-------- SOURCE EXTRACT --------

Efficient buffering pointer control reduces hardware and time requirements, for error correction processing serially received high-speed data bits.

The serial data has the code words interleaved for enhancing error detection and correction. The data is transmitted in frames 1-N separated by a resynchronization or framing character, identified as frame character. Each frame has a corresponding byte of each and every code word. Frame 1 has bytes A1-F1, i.e., the first byte of code words A-F. In a similar manner, frame 2 has the second byte of each code word A2-F2, etc., for as many frames as the message contains. Each frame is designed to contain error pointing signals to be used for error correction purposes, such as taught by Hinz, Jr., in U.S. Patent No. 3,639,900 and as hereinbelow set forth.

Intermediate or partial error syndromes based on received data bits are calculated and stored on a frame-by-frame basis. Such serial interleaved calculation yields an error correction format shown in a rectangle, wherein the code words A-F are represented by the columns, and the frames are represented by the rows. Pointer bounds extend along the horizontal rows.

-------- THE DATA --------

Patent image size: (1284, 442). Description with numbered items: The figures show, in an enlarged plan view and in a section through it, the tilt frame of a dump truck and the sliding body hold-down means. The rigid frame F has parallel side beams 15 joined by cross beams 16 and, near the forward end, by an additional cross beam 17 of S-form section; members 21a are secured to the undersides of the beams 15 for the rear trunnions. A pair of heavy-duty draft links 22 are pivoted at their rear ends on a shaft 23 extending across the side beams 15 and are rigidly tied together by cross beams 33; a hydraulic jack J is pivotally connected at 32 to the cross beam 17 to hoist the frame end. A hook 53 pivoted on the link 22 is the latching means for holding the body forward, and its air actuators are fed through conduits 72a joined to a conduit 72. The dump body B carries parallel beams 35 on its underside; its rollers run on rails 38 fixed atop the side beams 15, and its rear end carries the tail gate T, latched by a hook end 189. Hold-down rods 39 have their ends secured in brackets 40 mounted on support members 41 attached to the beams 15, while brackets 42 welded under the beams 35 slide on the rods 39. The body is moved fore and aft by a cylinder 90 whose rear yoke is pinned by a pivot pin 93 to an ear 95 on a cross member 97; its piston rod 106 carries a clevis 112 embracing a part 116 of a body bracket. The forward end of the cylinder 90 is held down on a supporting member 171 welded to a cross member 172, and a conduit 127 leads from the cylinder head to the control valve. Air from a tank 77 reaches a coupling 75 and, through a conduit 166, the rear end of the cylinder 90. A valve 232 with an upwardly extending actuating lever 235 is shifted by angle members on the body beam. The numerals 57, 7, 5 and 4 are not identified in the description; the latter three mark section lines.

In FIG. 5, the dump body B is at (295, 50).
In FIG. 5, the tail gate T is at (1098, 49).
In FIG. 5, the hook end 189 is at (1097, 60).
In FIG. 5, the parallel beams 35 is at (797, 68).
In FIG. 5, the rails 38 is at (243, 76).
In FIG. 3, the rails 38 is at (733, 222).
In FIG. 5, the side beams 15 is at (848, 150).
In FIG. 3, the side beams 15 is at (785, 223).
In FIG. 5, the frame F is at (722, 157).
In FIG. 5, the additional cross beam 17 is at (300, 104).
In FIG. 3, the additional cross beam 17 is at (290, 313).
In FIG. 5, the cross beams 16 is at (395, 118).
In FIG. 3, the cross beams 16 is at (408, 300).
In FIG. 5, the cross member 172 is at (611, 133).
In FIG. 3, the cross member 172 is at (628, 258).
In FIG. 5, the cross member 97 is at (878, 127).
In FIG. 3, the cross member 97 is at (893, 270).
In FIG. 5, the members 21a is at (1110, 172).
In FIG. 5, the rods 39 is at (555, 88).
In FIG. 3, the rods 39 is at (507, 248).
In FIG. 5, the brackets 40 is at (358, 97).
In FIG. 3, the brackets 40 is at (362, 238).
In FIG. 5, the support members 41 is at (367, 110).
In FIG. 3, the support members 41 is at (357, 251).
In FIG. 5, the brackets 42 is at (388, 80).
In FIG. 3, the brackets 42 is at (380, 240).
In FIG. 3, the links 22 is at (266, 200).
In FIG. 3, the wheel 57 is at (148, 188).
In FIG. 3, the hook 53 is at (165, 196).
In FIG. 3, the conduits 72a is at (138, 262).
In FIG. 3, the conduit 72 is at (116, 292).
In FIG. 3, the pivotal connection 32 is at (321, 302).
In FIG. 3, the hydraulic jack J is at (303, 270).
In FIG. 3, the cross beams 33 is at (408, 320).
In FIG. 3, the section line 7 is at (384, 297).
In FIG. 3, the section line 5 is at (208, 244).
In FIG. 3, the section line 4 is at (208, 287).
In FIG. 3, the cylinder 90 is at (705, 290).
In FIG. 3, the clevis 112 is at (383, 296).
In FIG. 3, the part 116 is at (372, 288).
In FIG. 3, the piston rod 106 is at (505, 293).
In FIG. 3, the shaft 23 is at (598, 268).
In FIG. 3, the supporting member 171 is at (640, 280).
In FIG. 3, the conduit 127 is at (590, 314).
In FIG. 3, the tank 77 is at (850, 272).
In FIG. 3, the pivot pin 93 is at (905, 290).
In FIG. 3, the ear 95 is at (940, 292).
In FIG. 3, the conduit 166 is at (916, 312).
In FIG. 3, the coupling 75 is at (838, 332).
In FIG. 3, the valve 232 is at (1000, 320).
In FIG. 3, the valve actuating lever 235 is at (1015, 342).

--------

> _ASSIGNMENT 1_
Write out the portion of the interleaved-data extract that begins at the words "Efficient buffering pointer" and stops after "hereinbelow set forth.".
> _ASSIGNMENT 2_
According to the interleaved-data extract, why are the code words in the serial data interleaved? Answer in one to three sentences.
The entries are separate material from the interleaved-data extract.

> _TASK RESULT 1_
Efficient buffering pointer control reduces hardware and time requirements, for error correction processing serially received high-speed data bits.

The serial data has the code words interleaved for enhancing error detection and correction. The data is transmitted in frames 1-N separated by a resynchronization or framing character, identified as frame character. Each frame has a corresponding byte of each and every code word. Frame 1 has bytes A1-F1, i.e., the first byte of code words A-F. In a similar manner, frame 2 has the second byte of each code word A2-F2, etc., for as many frames as the message contains. Each frame is designed to contain error pointing signals to be used for error correction purposes, such as taught by Hinz, Jr., in U.S. Patent No. 3,639,900 and as hereinbelow set forth.

> _TASK RESULT 2_
The code words are interleaved to enhance error detection and correction. Each frame therefore carries one byte of every code word: frame 1 holds the first bytes A1-F1, frame 2 holds the second bytes A2-F2, and so on.